Welcome back readers.
If you’re even casually interested in reading a weekly collection of critical discourse on games, there’s a non-trivial chance that you’re also aware by now that Blizzard did something notable this week not in thinking of its bottom line before its relationship with its partners, collaborators, and players, but in doing so in a public and blatant enough way that the backlash has been thoroughly harmonized and deafening. Extremely topical stuff doesn’t necessarily make for the most durable takes, so I’m holding off a bit before much of this material starts to make it into our roundups. With that being said, however, Cecilia D’Anastasio’s reflection this week, collected below, is too poignant to ignore.
And of course, there’s never just one story happening in games writing on any given week. There’s all kinds of cool stuff to take a look at today, so strap in and get spooky!
This Week in Videogame Blogging is a roundup highlighting the most important critical writing on games from the past seven days.
Industrial Strength Crit
We open this week with a pair of reflections on contemporary industry practices, both topical and evergreen. How do we square–or refuse to square–our consumption habits as players with the unchanging truth that corporations are absolutely never our friends?

Entries provided:

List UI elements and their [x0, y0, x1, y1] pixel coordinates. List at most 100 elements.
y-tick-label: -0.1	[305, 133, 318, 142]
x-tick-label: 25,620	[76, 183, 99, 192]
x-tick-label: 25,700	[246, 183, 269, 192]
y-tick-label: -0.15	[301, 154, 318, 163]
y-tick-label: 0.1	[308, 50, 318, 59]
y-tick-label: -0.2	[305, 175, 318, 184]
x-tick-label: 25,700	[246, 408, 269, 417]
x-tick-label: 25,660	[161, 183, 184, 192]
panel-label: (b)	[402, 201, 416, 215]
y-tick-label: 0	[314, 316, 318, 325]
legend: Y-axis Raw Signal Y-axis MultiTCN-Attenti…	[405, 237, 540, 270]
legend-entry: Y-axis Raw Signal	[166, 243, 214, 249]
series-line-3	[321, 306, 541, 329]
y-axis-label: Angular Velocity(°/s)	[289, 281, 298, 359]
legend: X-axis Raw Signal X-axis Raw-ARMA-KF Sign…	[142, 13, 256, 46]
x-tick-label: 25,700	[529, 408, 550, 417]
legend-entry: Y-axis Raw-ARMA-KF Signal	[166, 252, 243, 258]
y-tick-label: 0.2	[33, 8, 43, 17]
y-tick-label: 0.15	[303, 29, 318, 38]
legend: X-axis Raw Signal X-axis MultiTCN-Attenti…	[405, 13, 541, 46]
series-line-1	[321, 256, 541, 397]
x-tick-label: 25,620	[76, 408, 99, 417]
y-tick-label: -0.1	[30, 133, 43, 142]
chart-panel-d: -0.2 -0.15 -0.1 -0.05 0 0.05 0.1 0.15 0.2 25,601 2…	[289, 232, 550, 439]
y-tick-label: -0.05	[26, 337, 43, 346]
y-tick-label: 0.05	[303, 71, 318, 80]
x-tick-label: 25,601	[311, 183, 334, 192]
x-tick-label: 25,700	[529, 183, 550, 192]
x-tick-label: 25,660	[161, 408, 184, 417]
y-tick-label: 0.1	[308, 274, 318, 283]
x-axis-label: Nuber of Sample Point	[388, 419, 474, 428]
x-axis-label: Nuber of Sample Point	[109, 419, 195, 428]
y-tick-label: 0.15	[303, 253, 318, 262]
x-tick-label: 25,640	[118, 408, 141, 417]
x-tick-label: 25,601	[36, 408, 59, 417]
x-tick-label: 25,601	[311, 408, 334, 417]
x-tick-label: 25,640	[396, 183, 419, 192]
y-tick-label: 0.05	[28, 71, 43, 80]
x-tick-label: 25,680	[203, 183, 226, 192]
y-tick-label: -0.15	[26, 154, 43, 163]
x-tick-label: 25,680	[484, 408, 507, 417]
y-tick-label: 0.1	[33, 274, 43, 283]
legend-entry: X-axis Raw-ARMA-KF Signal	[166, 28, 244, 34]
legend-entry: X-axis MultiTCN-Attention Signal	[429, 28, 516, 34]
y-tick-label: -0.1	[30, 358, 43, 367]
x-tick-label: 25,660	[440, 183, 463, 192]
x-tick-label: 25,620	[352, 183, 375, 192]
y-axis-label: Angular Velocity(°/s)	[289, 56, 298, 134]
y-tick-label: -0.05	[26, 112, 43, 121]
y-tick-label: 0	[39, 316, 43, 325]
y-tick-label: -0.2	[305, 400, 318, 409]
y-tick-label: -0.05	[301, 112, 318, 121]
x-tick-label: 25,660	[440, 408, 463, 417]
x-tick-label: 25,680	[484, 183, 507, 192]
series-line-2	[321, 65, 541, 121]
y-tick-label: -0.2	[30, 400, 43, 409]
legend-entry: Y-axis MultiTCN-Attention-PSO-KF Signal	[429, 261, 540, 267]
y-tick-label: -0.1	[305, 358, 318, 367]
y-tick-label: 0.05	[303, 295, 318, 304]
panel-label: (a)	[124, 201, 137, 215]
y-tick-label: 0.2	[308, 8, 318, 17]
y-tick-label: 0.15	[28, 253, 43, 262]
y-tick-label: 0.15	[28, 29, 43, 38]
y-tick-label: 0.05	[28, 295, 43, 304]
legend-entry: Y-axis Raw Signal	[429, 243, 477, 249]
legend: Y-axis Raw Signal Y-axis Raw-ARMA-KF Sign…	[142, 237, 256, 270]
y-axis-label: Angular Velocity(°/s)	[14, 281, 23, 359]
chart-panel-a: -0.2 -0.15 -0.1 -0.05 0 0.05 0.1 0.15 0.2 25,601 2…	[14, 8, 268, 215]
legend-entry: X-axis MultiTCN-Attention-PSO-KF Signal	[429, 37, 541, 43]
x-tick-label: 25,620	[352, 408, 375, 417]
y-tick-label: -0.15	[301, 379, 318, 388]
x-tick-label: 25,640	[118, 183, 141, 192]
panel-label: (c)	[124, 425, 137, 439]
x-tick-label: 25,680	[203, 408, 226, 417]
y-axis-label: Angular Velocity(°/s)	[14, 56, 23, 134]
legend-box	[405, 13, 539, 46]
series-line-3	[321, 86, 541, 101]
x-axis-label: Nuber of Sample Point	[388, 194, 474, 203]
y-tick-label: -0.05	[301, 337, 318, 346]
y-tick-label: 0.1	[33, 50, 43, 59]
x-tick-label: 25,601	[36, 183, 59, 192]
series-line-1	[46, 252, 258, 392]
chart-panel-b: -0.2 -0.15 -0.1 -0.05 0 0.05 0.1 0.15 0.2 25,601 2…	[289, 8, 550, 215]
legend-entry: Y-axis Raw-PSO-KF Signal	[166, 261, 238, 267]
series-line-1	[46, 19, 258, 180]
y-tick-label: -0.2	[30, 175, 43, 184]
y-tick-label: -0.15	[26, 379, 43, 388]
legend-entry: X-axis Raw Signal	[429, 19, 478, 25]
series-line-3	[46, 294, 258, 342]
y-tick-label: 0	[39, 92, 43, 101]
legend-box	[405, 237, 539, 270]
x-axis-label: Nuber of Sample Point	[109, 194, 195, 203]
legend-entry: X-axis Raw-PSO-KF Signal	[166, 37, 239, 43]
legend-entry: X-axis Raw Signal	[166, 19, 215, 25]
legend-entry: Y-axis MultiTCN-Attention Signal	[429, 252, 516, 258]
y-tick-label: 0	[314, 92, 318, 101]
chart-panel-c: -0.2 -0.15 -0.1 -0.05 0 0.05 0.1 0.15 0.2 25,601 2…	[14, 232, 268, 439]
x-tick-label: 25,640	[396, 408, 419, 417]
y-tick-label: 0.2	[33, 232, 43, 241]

What you are asked to do: Could you carry the videogame blogging roundup forward from its final sentence? None of the entries above are needed here.

Exercise result:
- The Tension Of Playing Overwatch During A Blizzard Controversy | Kotaku
Cecilia D’Anastasio offers some self-reflective thoughts on player consumption in the wake of shitty corporate practices. - DON’T GO REMAKING MY HEART – DEEP HELL
Skeleton discusses the state of emulation and access to games through the lens of the Link’s Awakening remake.
“Emulation serves to make a point of what the history of videogames looks like. Giant companies that make millions be damned, Emulation allows more than a share of the working poor access to classic videogames. This is a point more important than anything true about archival history. Knowing that these games are safe somewhere is one thing. Everyone having access is much more important.”
Soft Edges
Three articles this week discuss the often-vulnerable and sometimes-miraculous things that happen when we come together in play.
- Overcoming darkness in Destiny | Into The Spine
Collin MacGregor breaks down the mental and social stakes of playing together with strangers. - How Fortnite is Making Players Act Like Ancient Astronomers | Fanbyte
Andrew King explores how live events make us all astrologers once more. - Indie Developer And Her Boyfriend Talk About Making A Game About Their Relationship | Kotaku
Gita Jackson takes a look at Nina Freeman’s latest embodied, intimate, vulnerable experience.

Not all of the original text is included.